**TASK INPUTS:**
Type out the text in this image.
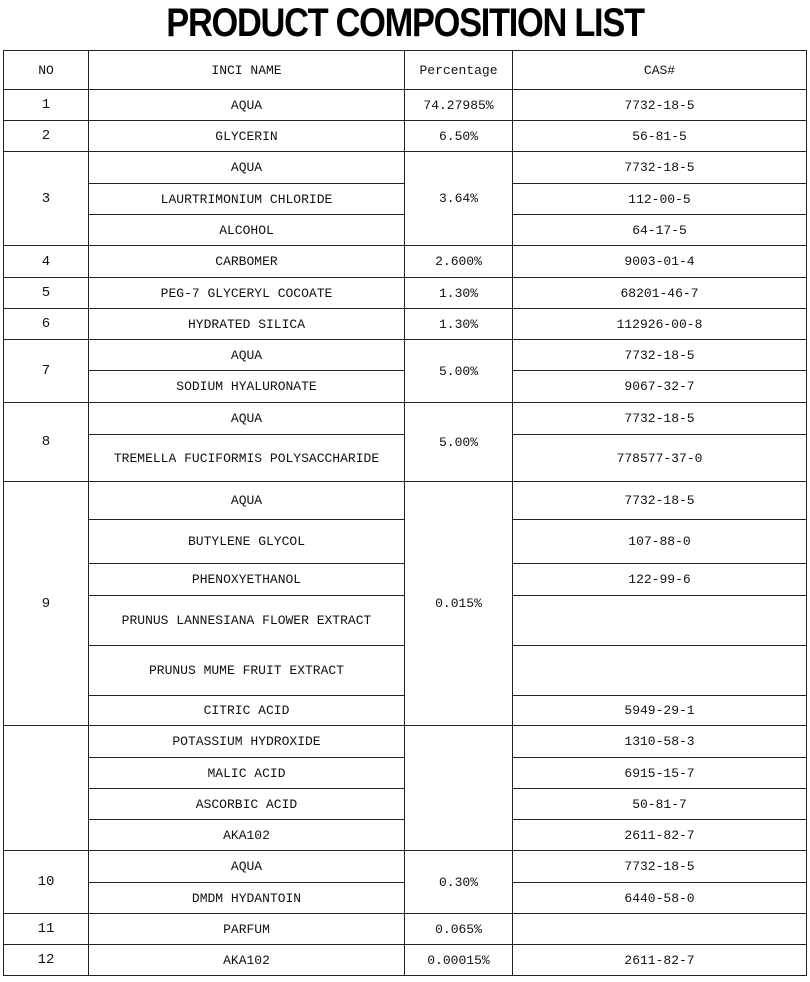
PRODUCT COMPOSITION LIST
NO	INCI NAME	Percentage	CAS#
1	AQUA	74.27985%	7732-18-5
2	GLYCERIN	6.50%	56-81-5
3	AQUA	3.64%	7732-18-5
	LAURTRIMONIUM CHLORIDE		112-00-5
	ALCOHOL		64-17-5
4	CARBOMER	2.600%	9003-01-4
5	PEG-7 GLYCERYL COCOATE	1.30%	68201-46-7
6	HYDRATED SILICA	1.30%	112926-00-8
7	AQUA	5.00%	7732-18-5
	SODIUM HYALURONATE		9067-32-7
8	AQUA	5.00%	7732-18-5
	TREMELLA FUCIFORMIS POLYSACCHARIDE		778577-37-0
9	AQUA	0.015%	7732-18-5
	BUTYLENE GLYCOL		107-88-0
	PHENOXYETHANOL		122-99-6
	PRUNUS LANNESIANA FLOWER EXTRACT		
	PRUNUS MUME FRUIT EXTRACT		
	CITRIC ACID		5949-29-1
	POTASSIUM HYDROXIDE		1310-58-3
	MALIC ACID		6915-15-7
	ASCORBIC ACID		50-81-7
	AKA102		2611-82-7
10	AQUA	0.30%	7732-18-5
	DMDM HYDANTOIN		6440-58-0
11	PARFUM	0.065%	
12	AKA102	0.00015%	2611-82-7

**EXERCISE:**
Go through the listing above and write it all out exactly, leaving out any picture.

**TASK OUTPUT:**
Type out the text in this image.
PRODUCT COMPOSITION LIST
NO	INCI NAME	Percentage	CAS#
1	AQUA	74.27985%	7732-18-5
2	GLYCERIN	6.50%	56-81-5
3	AQUA	3.64%	7732-18-5
	LAURTRIMONIUM CHLORIDE		112-00-5
	ALCOHOL		64-17-5
4	CARBOMER	2.600%	9003-01-4
5	PEG-7 GLYCERYL COCOATE	1.30%	68201-46-7
6	HYDRATED SILICA	1.30%	112926-00-8
7	AQUA	5.00%	7732-18-5
	SODIUM HYALURONATE		9067-32-7
8	AQUA	5.00%	7732-18-5
	TREMELLA FUCIFORMIS POLYSACCHARIDE		778577-37-0
9	AQUA	0.015%	7732-18-5
	BUTYLENE GLYCOL		107-88-0
	PHENOXYETHANOL		122-99-6
	PRUNUS LANNESIANA FLOWER EXTRACT		
	PRUNUS MUME FRUIT EXTRACT		
	CITRIC ACID		5949-29-1
	POTASSIUM HYDROXIDE		1310-58-3
	MALIC ACID		6915-15-7
	ASCORBIC ACID		50-81-7
	AKA102		2611-82-7
10	AQUA	0.30%	7732-18-5
	DMDM HYDANTOIN		6440-58-0
11	PARFUM	0.065%	
12	AKA102	0.00015%	2611-82-7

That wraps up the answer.